### Given entries
----
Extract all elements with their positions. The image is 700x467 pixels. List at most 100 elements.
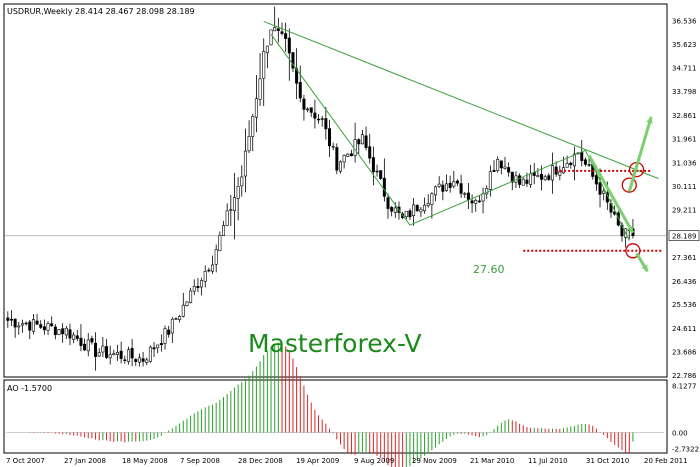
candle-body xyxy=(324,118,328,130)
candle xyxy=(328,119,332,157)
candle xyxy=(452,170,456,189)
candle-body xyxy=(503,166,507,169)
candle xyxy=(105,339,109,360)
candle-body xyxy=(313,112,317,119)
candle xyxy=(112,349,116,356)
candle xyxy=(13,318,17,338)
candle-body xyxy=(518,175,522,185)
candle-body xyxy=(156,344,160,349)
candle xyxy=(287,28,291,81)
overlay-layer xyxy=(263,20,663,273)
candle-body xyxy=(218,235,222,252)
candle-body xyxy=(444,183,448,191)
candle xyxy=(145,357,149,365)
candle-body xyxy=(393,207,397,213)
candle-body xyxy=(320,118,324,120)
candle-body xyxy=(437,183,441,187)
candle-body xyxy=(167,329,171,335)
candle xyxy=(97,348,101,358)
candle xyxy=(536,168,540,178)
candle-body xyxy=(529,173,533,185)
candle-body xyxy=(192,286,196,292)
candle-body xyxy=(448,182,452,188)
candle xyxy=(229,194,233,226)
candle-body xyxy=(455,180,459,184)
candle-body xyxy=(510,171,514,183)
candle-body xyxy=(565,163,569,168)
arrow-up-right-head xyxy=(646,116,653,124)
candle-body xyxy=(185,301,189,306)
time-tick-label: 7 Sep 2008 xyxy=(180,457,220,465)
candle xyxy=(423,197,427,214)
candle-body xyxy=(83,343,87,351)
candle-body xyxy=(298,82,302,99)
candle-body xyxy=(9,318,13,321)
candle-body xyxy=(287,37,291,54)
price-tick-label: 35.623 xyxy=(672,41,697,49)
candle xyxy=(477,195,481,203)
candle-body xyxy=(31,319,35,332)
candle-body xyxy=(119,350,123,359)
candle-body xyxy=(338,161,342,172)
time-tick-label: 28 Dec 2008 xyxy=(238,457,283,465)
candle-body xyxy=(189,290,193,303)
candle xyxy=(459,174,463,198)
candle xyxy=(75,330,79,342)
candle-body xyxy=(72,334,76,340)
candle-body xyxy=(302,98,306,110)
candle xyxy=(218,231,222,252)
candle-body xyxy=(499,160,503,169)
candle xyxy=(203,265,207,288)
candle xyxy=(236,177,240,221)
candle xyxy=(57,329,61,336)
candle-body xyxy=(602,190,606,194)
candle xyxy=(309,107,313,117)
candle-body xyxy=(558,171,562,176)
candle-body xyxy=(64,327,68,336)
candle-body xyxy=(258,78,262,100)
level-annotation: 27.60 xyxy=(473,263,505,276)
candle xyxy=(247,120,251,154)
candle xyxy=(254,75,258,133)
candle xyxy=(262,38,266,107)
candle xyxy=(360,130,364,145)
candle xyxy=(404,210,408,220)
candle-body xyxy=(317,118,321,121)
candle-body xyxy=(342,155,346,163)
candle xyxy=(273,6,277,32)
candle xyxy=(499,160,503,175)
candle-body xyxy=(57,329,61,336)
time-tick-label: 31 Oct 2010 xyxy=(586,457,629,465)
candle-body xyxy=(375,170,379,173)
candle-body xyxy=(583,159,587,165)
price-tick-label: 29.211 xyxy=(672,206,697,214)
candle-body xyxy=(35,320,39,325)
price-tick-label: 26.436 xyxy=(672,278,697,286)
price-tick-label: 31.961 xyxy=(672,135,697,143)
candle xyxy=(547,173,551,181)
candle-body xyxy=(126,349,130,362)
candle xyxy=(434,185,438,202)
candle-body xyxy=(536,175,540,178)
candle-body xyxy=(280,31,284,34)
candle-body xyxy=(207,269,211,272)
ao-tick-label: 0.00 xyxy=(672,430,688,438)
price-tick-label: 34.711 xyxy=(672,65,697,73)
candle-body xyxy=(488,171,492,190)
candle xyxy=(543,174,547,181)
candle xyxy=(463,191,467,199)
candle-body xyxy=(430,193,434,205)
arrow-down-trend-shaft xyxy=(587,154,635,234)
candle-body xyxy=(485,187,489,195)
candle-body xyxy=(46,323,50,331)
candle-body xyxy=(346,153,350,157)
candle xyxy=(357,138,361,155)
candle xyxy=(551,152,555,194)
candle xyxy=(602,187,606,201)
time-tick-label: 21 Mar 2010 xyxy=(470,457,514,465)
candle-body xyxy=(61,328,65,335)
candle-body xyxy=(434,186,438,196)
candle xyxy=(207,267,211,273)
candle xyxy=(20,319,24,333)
----
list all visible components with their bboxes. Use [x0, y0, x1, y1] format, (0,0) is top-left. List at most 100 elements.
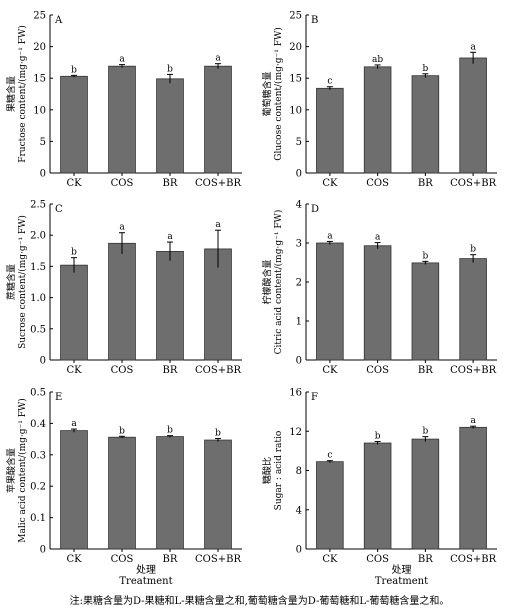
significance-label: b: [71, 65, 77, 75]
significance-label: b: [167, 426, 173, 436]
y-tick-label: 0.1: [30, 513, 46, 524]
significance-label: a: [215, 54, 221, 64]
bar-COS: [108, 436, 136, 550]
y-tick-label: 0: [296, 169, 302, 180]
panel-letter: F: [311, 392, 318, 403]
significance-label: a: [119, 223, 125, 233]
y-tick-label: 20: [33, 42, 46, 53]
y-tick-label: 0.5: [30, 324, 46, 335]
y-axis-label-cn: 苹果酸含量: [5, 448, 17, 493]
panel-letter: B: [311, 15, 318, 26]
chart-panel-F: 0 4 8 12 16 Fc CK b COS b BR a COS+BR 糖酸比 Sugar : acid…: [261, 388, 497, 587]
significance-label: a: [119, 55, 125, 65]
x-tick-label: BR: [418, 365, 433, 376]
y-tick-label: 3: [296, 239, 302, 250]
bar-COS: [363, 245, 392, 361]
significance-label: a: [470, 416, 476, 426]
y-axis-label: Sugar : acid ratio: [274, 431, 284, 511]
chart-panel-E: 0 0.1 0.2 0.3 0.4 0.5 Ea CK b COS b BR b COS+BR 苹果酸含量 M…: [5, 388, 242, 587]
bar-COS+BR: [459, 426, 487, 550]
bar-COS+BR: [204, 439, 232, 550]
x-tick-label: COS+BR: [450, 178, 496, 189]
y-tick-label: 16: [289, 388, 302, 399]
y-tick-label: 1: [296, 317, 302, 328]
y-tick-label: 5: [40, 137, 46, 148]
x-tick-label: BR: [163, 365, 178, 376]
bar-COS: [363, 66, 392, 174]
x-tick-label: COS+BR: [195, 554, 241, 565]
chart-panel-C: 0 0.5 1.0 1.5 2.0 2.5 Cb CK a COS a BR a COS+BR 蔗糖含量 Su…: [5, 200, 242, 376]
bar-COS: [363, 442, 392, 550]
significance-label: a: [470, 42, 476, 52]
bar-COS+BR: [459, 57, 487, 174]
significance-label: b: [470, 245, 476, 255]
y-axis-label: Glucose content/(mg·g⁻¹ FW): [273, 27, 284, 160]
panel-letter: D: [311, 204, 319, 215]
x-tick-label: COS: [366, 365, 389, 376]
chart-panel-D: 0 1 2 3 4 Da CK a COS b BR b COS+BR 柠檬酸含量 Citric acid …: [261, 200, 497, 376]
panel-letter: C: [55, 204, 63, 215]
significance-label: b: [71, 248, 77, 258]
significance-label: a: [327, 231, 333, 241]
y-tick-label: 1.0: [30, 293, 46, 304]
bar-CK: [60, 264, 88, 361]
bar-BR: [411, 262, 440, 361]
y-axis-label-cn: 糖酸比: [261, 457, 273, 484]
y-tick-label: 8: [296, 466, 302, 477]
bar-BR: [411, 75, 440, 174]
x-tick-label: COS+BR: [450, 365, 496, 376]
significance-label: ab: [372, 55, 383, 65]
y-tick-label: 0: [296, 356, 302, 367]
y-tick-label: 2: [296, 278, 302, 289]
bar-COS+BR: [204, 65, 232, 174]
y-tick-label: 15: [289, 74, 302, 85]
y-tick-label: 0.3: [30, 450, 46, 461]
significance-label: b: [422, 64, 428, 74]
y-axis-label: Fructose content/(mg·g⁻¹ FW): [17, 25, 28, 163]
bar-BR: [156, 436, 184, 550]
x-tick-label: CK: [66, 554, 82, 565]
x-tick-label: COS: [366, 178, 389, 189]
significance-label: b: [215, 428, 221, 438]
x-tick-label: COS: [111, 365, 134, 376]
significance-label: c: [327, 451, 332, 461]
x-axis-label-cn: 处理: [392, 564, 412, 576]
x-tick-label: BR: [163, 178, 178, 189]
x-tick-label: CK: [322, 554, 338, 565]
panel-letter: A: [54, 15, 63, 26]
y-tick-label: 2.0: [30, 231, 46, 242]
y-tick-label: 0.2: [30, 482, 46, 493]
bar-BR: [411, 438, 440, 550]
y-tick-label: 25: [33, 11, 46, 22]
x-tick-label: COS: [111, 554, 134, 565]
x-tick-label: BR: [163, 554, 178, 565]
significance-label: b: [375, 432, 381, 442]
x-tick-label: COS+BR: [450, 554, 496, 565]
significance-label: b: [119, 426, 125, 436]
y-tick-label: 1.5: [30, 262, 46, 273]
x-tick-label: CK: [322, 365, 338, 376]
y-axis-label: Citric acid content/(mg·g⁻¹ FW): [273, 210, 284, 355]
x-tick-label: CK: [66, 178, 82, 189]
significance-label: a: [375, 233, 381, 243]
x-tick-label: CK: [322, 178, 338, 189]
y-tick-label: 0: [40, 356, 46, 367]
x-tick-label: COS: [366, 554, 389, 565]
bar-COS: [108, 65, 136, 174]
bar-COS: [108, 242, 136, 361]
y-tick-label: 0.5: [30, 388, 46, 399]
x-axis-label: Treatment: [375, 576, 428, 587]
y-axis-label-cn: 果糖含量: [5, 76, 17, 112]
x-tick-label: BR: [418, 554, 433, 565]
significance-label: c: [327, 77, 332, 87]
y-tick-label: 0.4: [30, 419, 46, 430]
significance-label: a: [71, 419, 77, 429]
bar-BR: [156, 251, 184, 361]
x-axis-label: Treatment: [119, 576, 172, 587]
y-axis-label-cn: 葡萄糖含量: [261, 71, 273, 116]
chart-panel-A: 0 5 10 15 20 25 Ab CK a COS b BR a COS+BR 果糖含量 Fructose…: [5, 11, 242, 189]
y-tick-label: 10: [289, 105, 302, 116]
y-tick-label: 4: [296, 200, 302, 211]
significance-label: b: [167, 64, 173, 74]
----
Repeat the part of the data above that opens with the line containing "candle-body xyxy=(324,118,328,130)" and closes with the line containing "overlay-layer xyxy=(263,20,663,273)", keeping each line as it is given.

candle-body xyxy=(324,118,328,130)
candle xyxy=(328,119,332,157)
candle xyxy=(452,170,456,189)
candle-body xyxy=(503,166,507,169)
candle xyxy=(105,339,109,360)
candle-body xyxy=(313,112,317,119)
candle xyxy=(112,349,116,356)
candle xyxy=(13,318,17,338)
candle-body xyxy=(518,175,522,185)
candle-body xyxy=(156,344,160,349)
candle xyxy=(287,28,291,81)
overlay-layer xyxy=(263,20,663,273)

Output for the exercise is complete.